↓↓↓
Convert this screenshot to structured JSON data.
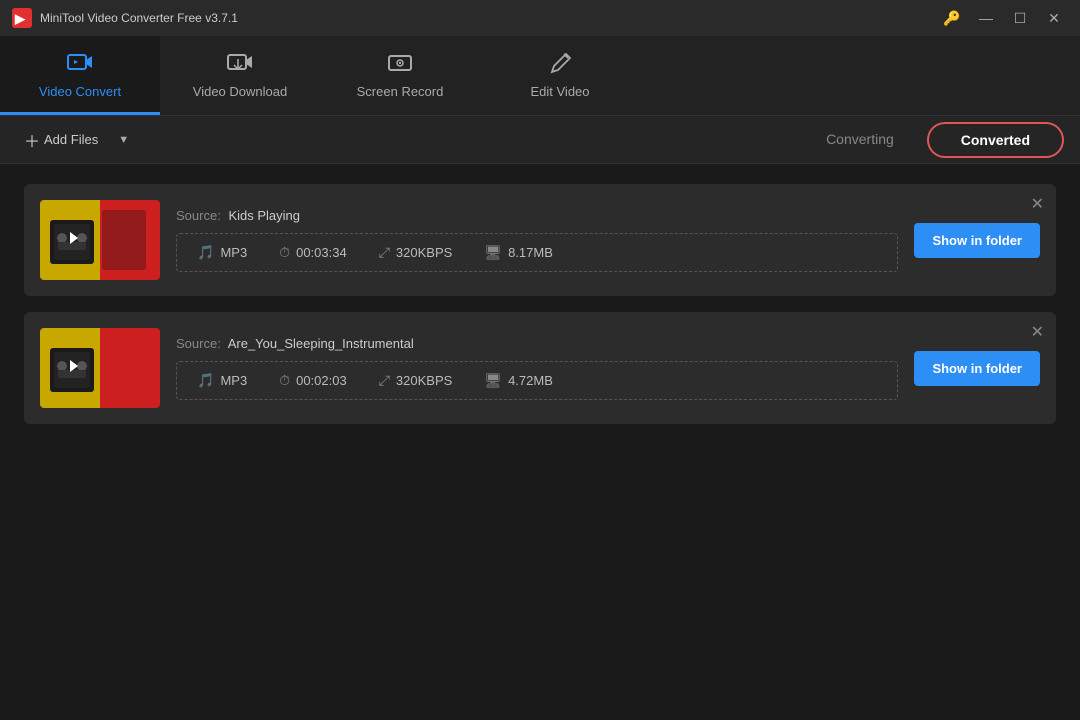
{
  "titleBar": {
    "appTitle": "MiniTool Video Converter Free v3.7.1",
    "keyIcon": "🔑",
    "minimizeIcon": "—",
    "maximizeIcon": "☐",
    "closeIcon": "✕"
  },
  "nav": {
    "items": [
      {
        "id": "video-convert",
        "label": "Video Convert",
        "active": true
      },
      {
        "id": "video-download",
        "label": "Video Download",
        "active": false
      },
      {
        "id": "screen-record",
        "label": "Screen Record",
        "active": false
      },
      {
        "id": "edit-video",
        "label": "Edit Video",
        "active": false
      }
    ]
  },
  "toolbar": {
    "addFilesLabel": "Add Files",
    "tabs": [
      {
        "id": "converting",
        "label": "Converting",
        "active": false
      },
      {
        "id": "converted",
        "label": "Converted",
        "active": true
      }
    ]
  },
  "files": [
    {
      "id": "file-1",
      "sourceLabel": "Source:",
      "sourceName": "Kids Playing",
      "format": "MP3",
      "duration": "00:03:34",
      "bitrate": "320KBPS",
      "size": "8.17MB",
      "showFolderLabel": "Show in folder"
    },
    {
      "id": "file-2",
      "sourceLabel": "Source:",
      "sourceName": "Are_You_Sleeping_Instrumental",
      "format": "MP3",
      "duration": "00:02:03",
      "bitrate": "320KBPS",
      "size": "4.72MB",
      "showFolderLabel": "Show in folder"
    }
  ]
}
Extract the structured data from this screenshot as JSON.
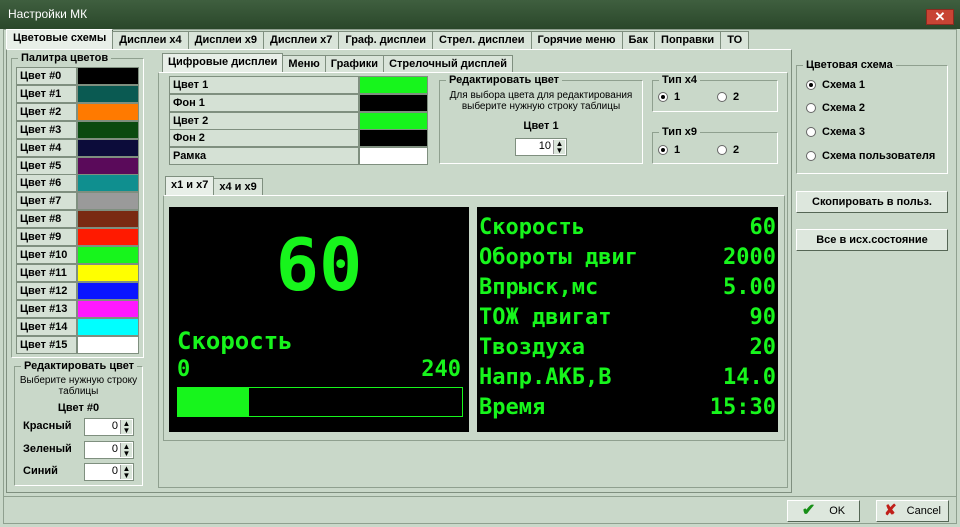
{
  "window": {
    "title": "Настройки МК",
    "close_glyph": "✕"
  },
  "main_tabs": [
    "Цветовые схемы",
    "Дисплеи x4",
    "Дисплеи x9",
    "Дисплеи x7",
    "Граф. дисплеи",
    "Стрел. дисплеи",
    "Горячие меню",
    "Бак",
    "Поправки",
    "ТО"
  ],
  "palette": {
    "title": "Палитра цветов",
    "items": [
      {
        "label": "Цвет #0",
        "color": "#000000"
      },
      {
        "label": "Цвет #1",
        "color": "#0a5a52"
      },
      {
        "label": "Цвет #2",
        "color": "#ff7a00"
      },
      {
        "label": "Цвет #3",
        "color": "#0b4a10"
      },
      {
        "label": "Цвет #4",
        "color": "#0c0c3a"
      },
      {
        "label": "Цвет #5",
        "color": "#5a0a5a"
      },
      {
        "label": "Цвет #6",
        "color": "#0f8f8f"
      },
      {
        "label": "Цвет #7",
        "color": "#9a9a9a"
      },
      {
        "label": "Цвет #8",
        "color": "#7a2a12"
      },
      {
        "label": "Цвет #9",
        "color": "#ff1a00"
      },
      {
        "label": "Цвет #10",
        "color": "#17f51c"
      },
      {
        "label": "Цвет #11",
        "color": "#ffff00"
      },
      {
        "label": "Цвет #12",
        "color": "#0a14ff"
      },
      {
        "label": "Цвет #13",
        "color": "#ff18ff"
      },
      {
        "label": "Цвет #14",
        "color": "#00ffff"
      },
      {
        "label": "Цвет #15",
        "color": "#ffffff"
      }
    ]
  },
  "edit_left": {
    "title": "Редактировать цвет",
    "hint": "Выберите нужную строку таблицы",
    "current": "Цвет #0",
    "red_label": "Красный",
    "red_value": "0",
    "green_label": "Зеленый",
    "green_value": "0",
    "blue_label": "Синий",
    "blue_value": "0"
  },
  "sub_tabs": [
    "Цифровые дисплеи",
    "Меню",
    "Графики",
    "Стрелочный дисплей"
  ],
  "color_table": [
    {
      "label": "Цвет 1",
      "color": "#17f51c"
    },
    {
      "label": "Фон 1",
      "color": "#000000"
    },
    {
      "label": "Цвет 2",
      "color": "#17f51c"
    },
    {
      "label": "Фон 2",
      "color": "#000000"
    },
    {
      "label": "Рамка",
      "color": "#ffffff"
    }
  ],
  "edit_right": {
    "title": "Редактировать цвет",
    "hint": "Для выбора цвета для редактирования выберите нужную строку таблицы",
    "current": "Цвет 1",
    "value": "10"
  },
  "type_x4": {
    "title": "Тип x4",
    "opt1": "1",
    "opt2": "2",
    "selected": 1
  },
  "type_x9": {
    "title": "Тип x9",
    "opt1": "1",
    "opt2": "2",
    "selected": 1
  },
  "preview_tabs": [
    "x1 и x7",
    "x4 и x9"
  ],
  "preview_x1": {
    "big_value": "60",
    "label": "Скорость",
    "min": "0",
    "max": "240",
    "progress": 0.25
  },
  "preview_x9": [
    {
      "k": "Скорость",
      "v": "60"
    },
    {
      "k": "Обороты двиг",
      "v": "2000"
    },
    {
      "k": "Впрыск,мс",
      "v": "5.00"
    },
    {
      "k": "ТОЖ двигат",
      "v": "90"
    },
    {
      "k": "Твоздуха",
      "v": "20"
    },
    {
      "k": "Напр.АКБ,В",
      "v": "14.0"
    },
    {
      "k": "Время",
      "v": "15:30"
    }
  ],
  "scheme": {
    "title": "Цветовая схема",
    "options": [
      "Схема 1",
      "Схема 2",
      "Схема 3",
      "Схема пользователя"
    ],
    "selected": 0,
    "copy_btn": "Скопировать в польз.",
    "reset_btn": "Все в исх.состояние"
  },
  "footer": {
    "ok": "OK",
    "cancel": "Cancel"
  },
  "colors": {
    "lcd_green": "#17f51c",
    "bg": "#c9d8c9"
  }
}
↑↑↑
* EXERCISE BRIEF:
Every line of the data should be copied as it stands, without the images.

* COMPLETE OUTPUT:
Convert this screenshot to structured JSON data.
{
  "titleBar": {
    "appTitle": "MiniTool Video Converter Free v3.7.1",
    "keyIcon": "🔑",
    "minimizeIcon": "—",
    "maximizeIcon": "☐",
    "closeIcon": "✕"
  },
  "nav": {
    "items": [
      {
        "id": "video-convert",
        "label": "Video Convert",
        "active": true
      },
      {
        "id": "video-download",
        "label": "Video Download",
        "active": false
      },
      {
        "id": "screen-record",
        "label": "Screen Record",
        "active": false
      },
      {
        "id": "edit-video",
        "label": "Edit Video",
        "active": false
      }
    ]
  },
  "toolbar": {
    "addFilesLabel": "Add Files",
    "tabs": [
      {
        "id": "converting",
        "label": "Converting",
        "active": false
      },
      {
        "id": "converted",
        "label": "Converted",
        "active": true
      }
    ]
  },
  "files": [
    {
      "id": "file-1",
      "sourceLabel": "Source:",
      "sourceName": "Kids Playing",
      "format": "MP3",
      "duration": "00:03:34",
      "bitrate": "320KBPS",
      "size": "8.17MB",
      "showFolderLabel": "Show in folder"
    },
    {
      "id": "file-2",
      "sourceLabel": "Source:",
      "sourceName": "Are_You_Sleeping_Instrumental",
      "format": "MP3",
      "duration": "00:02:03",
      "bitrate": "320KBPS",
      "size": "4.72MB",
      "showFolderLabel": "Show in folder"
    }
  ]
}
Extract the structured data from this screenshot as JSON.
{
  "window": {
    "title": "Настройки МК",
    "close_glyph": "✕"
  },
  "main_tabs": [
    "Цветовые схемы",
    "Дисплеи x4",
    "Дисплеи x9",
    "Дисплеи x7",
    "Граф. дисплеи",
    "Стрел. дисплеи",
    "Горячие меню",
    "Бак",
    "Поправки",
    "ТО"
  ],
  "palette": {
    "title": "Палитра цветов",
    "items": [
      {
        "label": "Цвет #0",
        "color": "#000000"
      },
      {
        "label": "Цвет #1",
        "color": "#0a5a52"
      },
      {
        "label": "Цвет #2",
        "color": "#ff7a00"
      },
      {
        "label": "Цвет #3",
        "color": "#0b4a10"
      },
      {
        "label": "Цвет #4",
        "color": "#0c0c3a"
      },
      {
        "label": "Цвет #5",
        "color": "#5a0a5a"
      },
      {
        "label": "Цвет #6",
        "color": "#0f8f8f"
      },
      {
        "label": "Цвет #7",
        "color": "#9a9a9a"
      },
      {
        "label": "Цвет #8",
        "color": "#7a2a12"
      },
      {
        "label": "Цвет #9",
        "color": "#ff1a00"
      },
      {
        "label": "Цвет #10",
        "color": "#17f51c"
      },
      {
        "label": "Цвет #11",
        "color": "#ffff00"
      },
      {
        "label": "Цвет #12",
        "color": "#0a14ff"
      },
      {
        "label": "Цвет #13",
        "color": "#ff18ff"
      },
      {
        "label": "Цвет #14",
        "color": "#00ffff"
      },
      {
        "label": "Цвет #15",
        "color": "#ffffff"
      }
    ]
  },
  "edit_left": {
    "title": "Редактировать цвет",
    "hint": "Выберите нужную строку таблицы",
    "current": "Цвет #0",
    "red_label": "Красный",
    "red_value": "0",
    "green_label": "Зеленый",
    "green_value": "0",
    "blue_label": "Синий",
    "blue_value": "0"
  },
  "sub_tabs": [
    "Цифровые дисплеи",
    "Меню",
    "Графики",
    "Стрелочный дисплей"
  ],
  "color_table": [
    {
      "label": "Цвет 1",
      "color": "#17f51c"
    },
    {
      "label": "Фон 1",
      "color": "#000000"
    },
    {
      "label": "Цвет 2",
      "color": "#17f51c"
    },
    {
      "label": "Фон 2",
      "color": "#000000"
    },
    {
      "label": "Рамка",
      "color": "#ffffff"
    }
  ],
  "edit_right": {
    "title": "Редактировать цвет",
    "hint": "Для выбора цвета для редактирования выберите нужную строку таблицы",
    "current": "Цвет 1",
    "value": "10"
  },
  "type_x4": {
    "title": "Тип x4",
    "opt1": "1",
    "opt2": "2",
    "selected": 1
  },
  "type_x9": {
    "title": "Тип x9",
    "opt1": "1",
    "opt2": "2",
    "selected": 1
  },
  "preview_tabs": [
    "x1 и x7",
    "x4 и x9"
  ],
  "preview_x1": {
    "big_value": "60",
    "label": "Скорость",
    "min": "0",
    "max": "240",
    "progress": 0.25
  },
  "preview_x9": [
    {
      "k": "Скорость",
      "v": "60"
    },
    {
      "k": "Обороты двиг",
      "v": "2000"
    },
    {
      "k": "Впрыск,мс",
      "v": "5.00"
    },
    {
      "k": "ТОЖ двигат",
      "v": "90"
    },
    {
      "k": "Твоздуха",
      "v": "20"
    },
    {
      "k": "Напр.АКБ,В",
      "v": "14.0"
    },
    {
      "k": "Время",
      "v": "15:30"
    }
  ],
  "scheme": {
    "title": "Цветовая схема",
    "options": [
      "Схема 1",
      "Схема 2",
      "Схема 3",
      "Схема пользователя"
    ],
    "selected": 0,
    "copy_btn": "Скопировать в польз.",
    "reset_btn": "Все в исх.состояние"
  },
  "footer": {
    "ok": "OK",
    "cancel": "Cancel"
  },
  "colors": {
    "lcd_green": "#17f51c",
    "bg": "#c9d8c9"
  }
}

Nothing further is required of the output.